SET EXERCISE
Look through the records below and collect all lines that hold the string "date".

RAW RECORDS
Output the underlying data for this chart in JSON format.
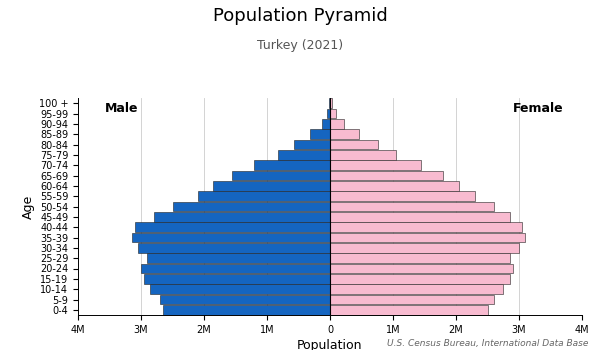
{
  "title": "Population Pyramid",
  "subtitle": "Turkey (2021)",
  "source": "U.S. Census Bureau, International Data Base",
  "xlabel": "Population",
  "ylabel": "Age",
  "age_groups": [
    "0-4",
    "5-9",
    "10-14",
    "15-19",
    "20-24",
    "25-29",
    "30-34",
    "35-39",
    "40-44",
    "45-49",
    "50-54",
    "55-59",
    "60-64",
    "65-69",
    "70-74",
    "75-79",
    "80-84",
    "85-89",
    "90-94",
    "95-99",
    "100 +"
  ],
  "male": [
    2650000,
    2700000,
    2850000,
    2950000,
    3000000,
    2900000,
    3050000,
    3150000,
    3100000,
    2800000,
    2500000,
    2100000,
    1850000,
    1550000,
    1200000,
    820000,
    570000,
    320000,
    130000,
    45000,
    12000
  ],
  "female": [
    2500000,
    2600000,
    2750000,
    2850000,
    2900000,
    2850000,
    3000000,
    3100000,
    3050000,
    2850000,
    2600000,
    2300000,
    2050000,
    1800000,
    1450000,
    1050000,
    760000,
    460000,
    230000,
    90000,
    25000
  ],
  "male_color": "#1565c0",
  "female_color": "#f8bbd0",
  "bar_edgecolor": "#222222",
  "xlim": 4000000,
  "background_color": "#ffffff",
  "title_fontsize": 13,
  "subtitle_fontsize": 9,
  "label_fontsize": 9,
  "tick_fontsize": 7,
  "source_fontsize": 6.5
}
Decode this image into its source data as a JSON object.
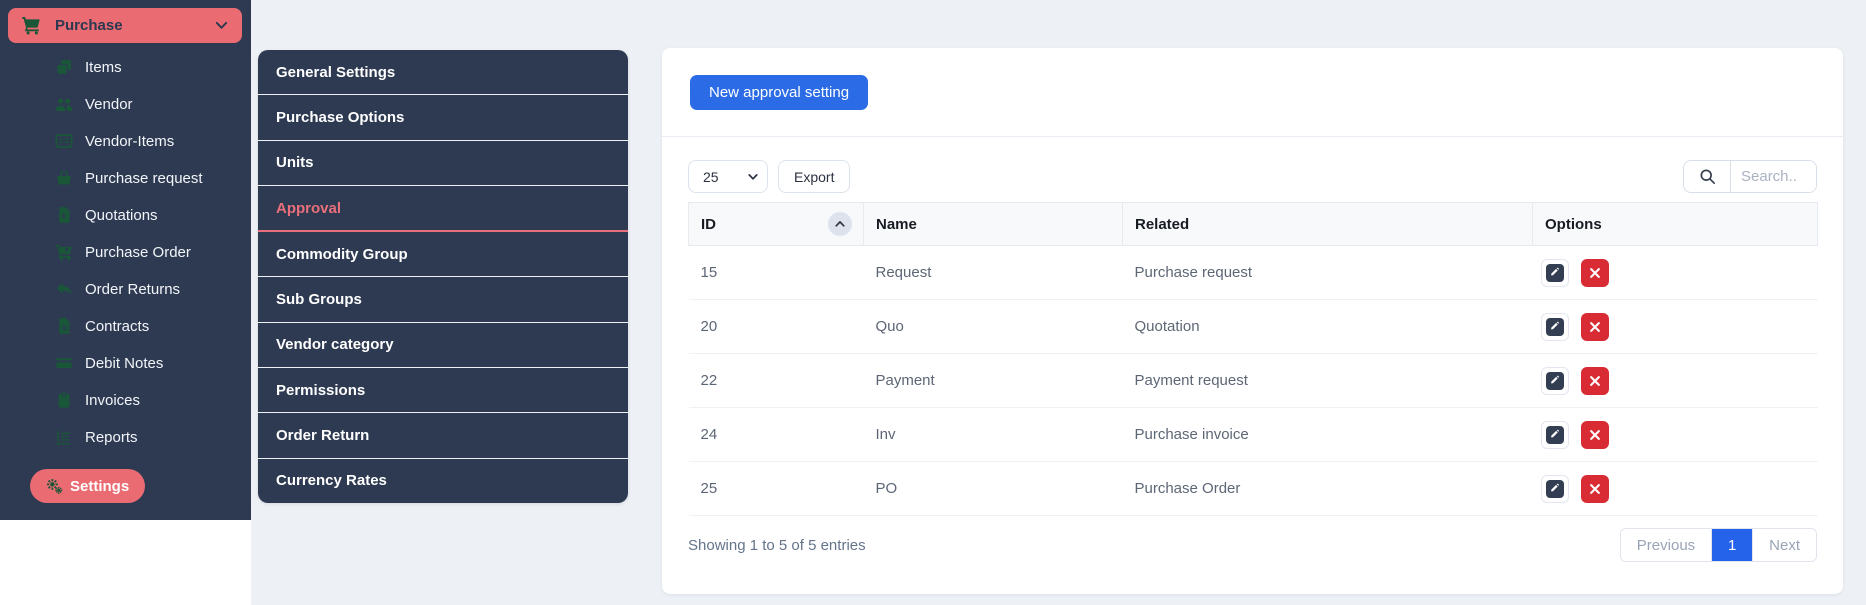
{
  "sidebar": {
    "header": {
      "label": "Purchase",
      "icon": "cart-icon"
    },
    "items": [
      {
        "label": "Items",
        "icon": "items-icon"
      },
      {
        "label": "Vendor",
        "icon": "vendor-icon"
      },
      {
        "label": "Vendor-Items",
        "icon": "vendor-items-icon"
      },
      {
        "label": "Purchase request",
        "icon": "purchase-request-icon"
      },
      {
        "label": "Quotations",
        "icon": "quotations-icon"
      },
      {
        "label": "Purchase Order",
        "icon": "purchase-order-icon"
      },
      {
        "label": "Order Returns",
        "icon": "order-returns-icon"
      },
      {
        "label": "Contracts",
        "icon": "contracts-icon"
      },
      {
        "label": "Debit Notes",
        "icon": "debit-notes-icon"
      },
      {
        "label": "Invoices",
        "icon": "invoices-icon"
      },
      {
        "label": "Reports",
        "icon": "reports-icon"
      }
    ],
    "settings_button": {
      "label": "Settings",
      "icon": "gears-icon"
    }
  },
  "settings_menu": {
    "items": [
      {
        "label": "General Settings",
        "active": false
      },
      {
        "label": "Purchase Options",
        "active": false
      },
      {
        "label": "Units",
        "active": false
      },
      {
        "label": "Approval",
        "active": true
      },
      {
        "label": "Commodity Group",
        "active": false
      },
      {
        "label": "Sub Groups",
        "active": false
      },
      {
        "label": "Vendor category",
        "active": false
      },
      {
        "label": "Permissions",
        "active": false
      },
      {
        "label": "Order Return",
        "active": false
      },
      {
        "label": "Currency Rates",
        "active": false
      }
    ]
  },
  "main": {
    "new_button_label": "New approval setting",
    "page_size_value": "25",
    "export_label": "Export",
    "search_placeholder": "Search..",
    "table": {
      "columns": [
        "ID",
        "Name",
        "Related",
        "Options"
      ],
      "rows": [
        {
          "id": "15",
          "name": "Request",
          "related": "Purchase request"
        },
        {
          "id": "20",
          "name": "Quo",
          "related": "Quotation"
        },
        {
          "id": "22",
          "name": "Payment",
          "related": "Payment request"
        },
        {
          "id": "24",
          "name": "Inv",
          "related": "Purchase invoice"
        },
        {
          "id": "25",
          "name": "PO",
          "related": "Purchase Order"
        }
      ]
    },
    "footer": {
      "showing_text": "Showing 1 to 5 of 5 entries",
      "pagination": {
        "previous_label": "Previous",
        "current_page": "1",
        "next_label": "Next"
      }
    }
  },
  "colors": {
    "sidebar_bg": "#2d3a52",
    "accent_coral": "#eb6b73",
    "icon_green": "#1a5638",
    "primary_blue": "#2b6ce6",
    "pagination_blue": "#2563eb",
    "danger_red": "#d92b33",
    "page_bg": "#edf0f5"
  }
}
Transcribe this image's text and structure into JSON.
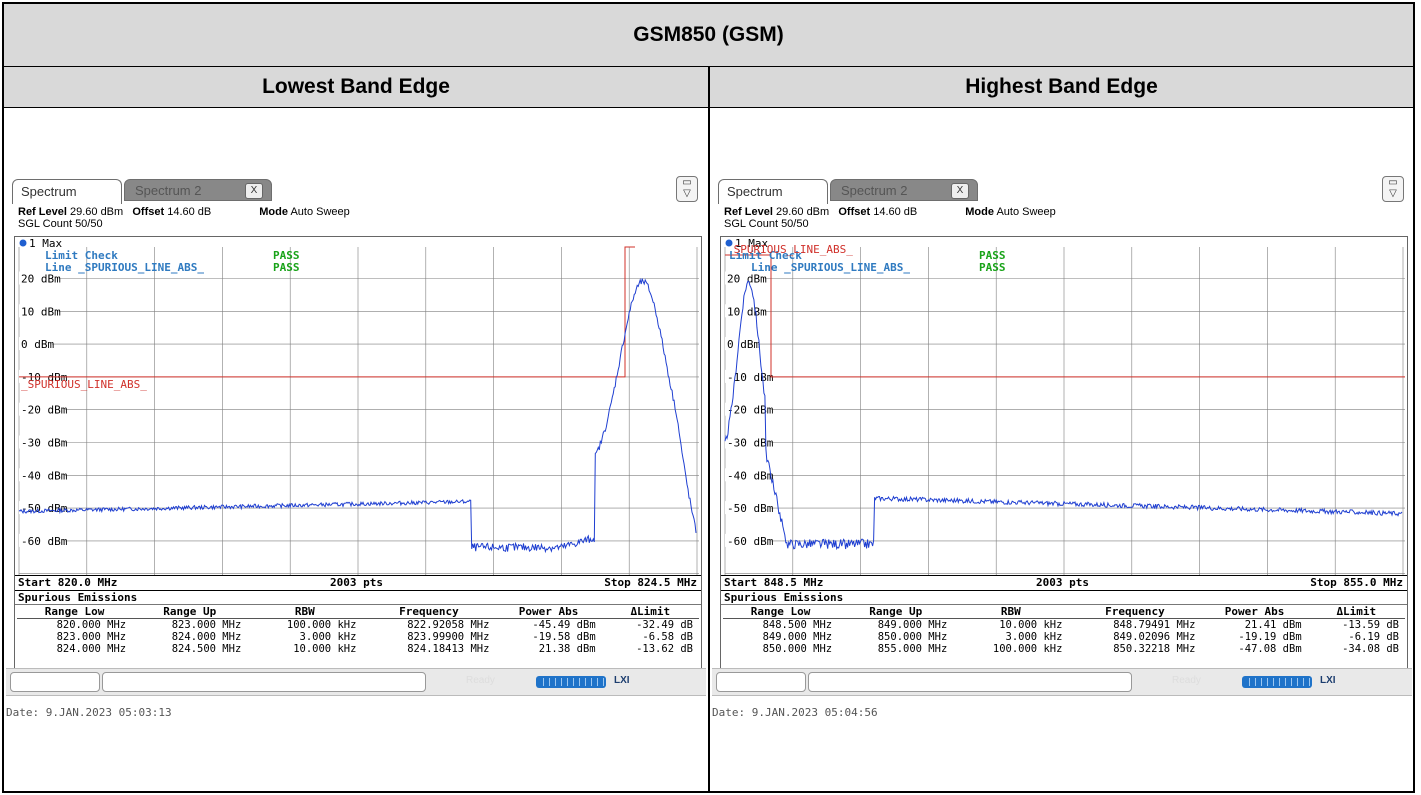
{
  "page": {
    "title": "GSM850 (GSM)",
    "left_heading": "Lowest Band Edge",
    "right_heading": "Highest Band Edge"
  },
  "panels": [
    {
      "tab_active": "Spectrum",
      "tab_inactive": "Spectrum 2",
      "tab_close": "X",
      "ref_level_label": "Ref Level",
      "ref_level_value": "29.60 dBm",
      "offset_label": "Offset",
      "offset_value": "14.60 dB",
      "mode_label": "Mode",
      "mode_value": "Auto Sweep",
      "sgl_count": "SGL Count 50/50",
      "trace_label": "1 Max",
      "limit_check_label": "Limit Check",
      "limit_check_result": "PASS",
      "line_label": "Line _SPURIOUS_LINE_ABS_",
      "line_result": "PASS",
      "limit_line_name": "_SPURIOUS_LINE_ABS_",
      "y_labels": [
        "20 dBm",
        "10 dBm",
        "0 dBm",
        "-10 dBm",
        "-20 dBm",
        "-30 dBm",
        "-40 dBm",
        "-50 dBm",
        "-60 dBm"
      ],
      "start": "Start 820.0 MHz",
      "pts": "2003 pts",
      "stop": "Stop 824.5 MHz",
      "table_title": "Spurious Emissions",
      "columns": [
        "Range Low",
        "Range Up",
        "RBW",
        "Frequency",
        "Power Abs",
        "ΔLimit"
      ],
      "rows": [
        [
          "820.000 MHz",
          "823.000 MHz",
          "100.000 kHz",
          "822.92058 MHz",
          "-45.49 dBm",
          "-32.49 dB"
        ],
        [
          "823.000 MHz",
          "824.000 MHz",
          "3.000 kHz",
          "823.99900 MHz",
          "-19.58 dBm",
          "-6.58 dB"
        ],
        [
          "824.000 MHz",
          "824.500 MHz",
          "10.000 kHz",
          "824.18413 MHz",
          "21.38 dBm",
          "-13.62 dB"
        ]
      ],
      "status_ready": "Ready",
      "status_lxi": "LXI",
      "date": "Date: 9.JAN.2023  05:03:13"
    },
    {
      "tab_active": "Spectrum",
      "tab_inactive": "Spectrum 2",
      "tab_close": "X",
      "ref_level_label": "Ref Level",
      "ref_level_value": "29.60 dBm",
      "offset_label": "Offset",
      "offset_value": "14.60 dB",
      "mode_label": "Mode",
      "mode_value": "Auto Sweep",
      "sgl_count": "SGL Count 50/50",
      "trace_label": "1 Max",
      "limit_check_label": "Limit Check",
      "limit_check_result": "PASS",
      "line_label": "Line _SPURIOUS_LINE_ABS_",
      "line_result": "PASS",
      "limit_line_name": "_SPURIOUS_LINE_ABS_",
      "y_labels": [
        "20 dBm",
        "10 dBm",
        "0 dBm",
        "-10 dBm",
        "-20 dBm",
        "-30 dBm",
        "-40 dBm",
        "-50 dBm",
        "-60 dBm"
      ],
      "start": "Start 848.5 MHz",
      "pts": "2003 pts",
      "stop": "Stop 855.0 MHz",
      "table_title": "Spurious Emissions",
      "columns": [
        "Range Low",
        "Range Up",
        "RBW",
        "Frequency",
        "Power Abs",
        "ΔLimit"
      ],
      "rows": [
        [
          "848.500 MHz",
          "849.000 MHz",
          "10.000 kHz",
          "848.79491 MHz",
          "21.41 dBm",
          "-13.59 dB"
        ],
        [
          "849.000 MHz",
          "850.000 MHz",
          "3.000 kHz",
          "849.02096 MHz",
          "-19.19 dBm",
          "-6.19 dB"
        ],
        [
          "850.000 MHz",
          "855.000 MHz",
          "100.000 kHz",
          "850.32218 MHz",
          "-47.08 dBm",
          "-34.08 dB"
        ]
      ],
      "status_ready": "Ready",
      "status_lxi": "LXI",
      "date": "Date: 9.JAN.2023  05:04:56"
    }
  ],
  "colors": {
    "trace": "#1f3fd1",
    "limit_line": "#d0302a",
    "pass": "#19a319",
    "label_blue": "#2f7ac0",
    "grid": "#7f7f7f"
  }
}
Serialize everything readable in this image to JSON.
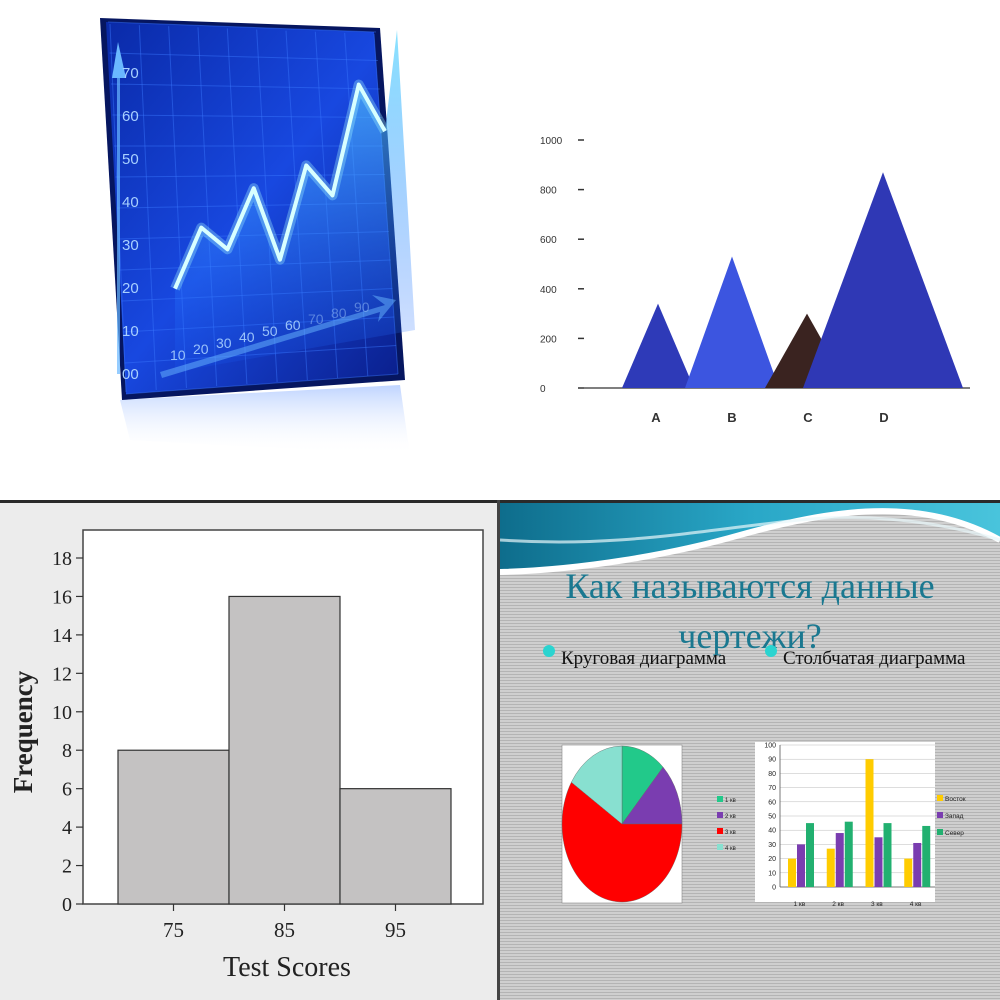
{
  "chart_data": [
    {
      "type": "line",
      "y_ticks": [
        "70",
        "60",
        "50",
        "40",
        "30",
        "20",
        "10",
        "00"
      ],
      "x_ticks": [
        "10",
        "20",
        "30",
        "40",
        "50",
        "60",
        "70",
        "80",
        "90"
      ],
      "x": [
        10,
        20,
        30,
        40,
        50,
        60,
        70,
        80,
        90
      ],
      "y": [
        16,
        30,
        24,
        38,
        20,
        42,
        34,
        60,
        48
      ],
      "colors": {
        "screen": "#1030c8",
        "line": "#38c8ff"
      }
    },
    {
      "type": "area",
      "categories": [
        "A",
        "B",
        "C",
        "D"
      ],
      "values": [
        340,
        530,
        300,
        870
      ],
      "y_ticks": [
        "1000",
        "800",
        "600",
        "400",
        "200",
        "0"
      ],
      "ylim": [
        0,
        1000
      ],
      "colors": [
        "#2e3ab8",
        "#3c55e0",
        "#3a2320",
        "#2f38b5"
      ]
    },
    {
      "type": "bar",
      "title": "",
      "xlabel": "Test Scores",
      "ylabel": "Frequency",
      "categories": [
        "75",
        "85",
        "95"
      ],
      "values": [
        8,
        16,
        6
      ],
      "ylim": [
        0,
        18
      ],
      "y_ticks": [
        "0",
        "2",
        "4",
        "6",
        "8",
        "10",
        "12",
        "14",
        "16",
        "18"
      ],
      "colors": {
        "bar": "#c4c2c2"
      }
    },
    {
      "type": "pie",
      "title": "Как называются данные чертежи?",
      "bullets": [
        "Круговая  диаграмма",
        "Столбчатая  диаграмма"
      ],
      "slices": [
        {
          "name": "1 кв",
          "value": 12,
          "color": "#22c98a"
        },
        {
          "name": "2 кв",
          "value": 13,
          "color": "#7a3db0"
        },
        {
          "name": "3 кв",
          "value": 59,
          "color": "#ff0000"
        },
        {
          "name": "4 кв",
          "value": 16,
          "color": "#88e0d0"
        }
      ]
    },
    {
      "type": "bar",
      "categories": [
        "1 кв",
        "2 кв",
        "3 кв",
        "4 кв"
      ],
      "series": [
        {
          "name": "Восток",
          "values": [
            20,
            27,
            90,
            20
          ],
          "color": "#ffcc00"
        },
        {
          "name": "Запад",
          "values": [
            30,
            38,
            35,
            31
          ],
          "color": "#7a3db0"
        },
        {
          "name": "Север",
          "values": [
            45,
            46,
            45,
            43
          ],
          "color": "#22b070"
        }
      ],
      "ylim": [
        0,
        100
      ],
      "y_ticks": [
        "0",
        "10",
        "20",
        "30",
        "40",
        "50",
        "60",
        "70",
        "80",
        "90",
        "100"
      ]
    }
  ]
}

EXERCISE RESULT
      "date": "Date: 9.JAN.2023  05:03:13"
      "date": "Date: 9.JAN.2023  05:04:56"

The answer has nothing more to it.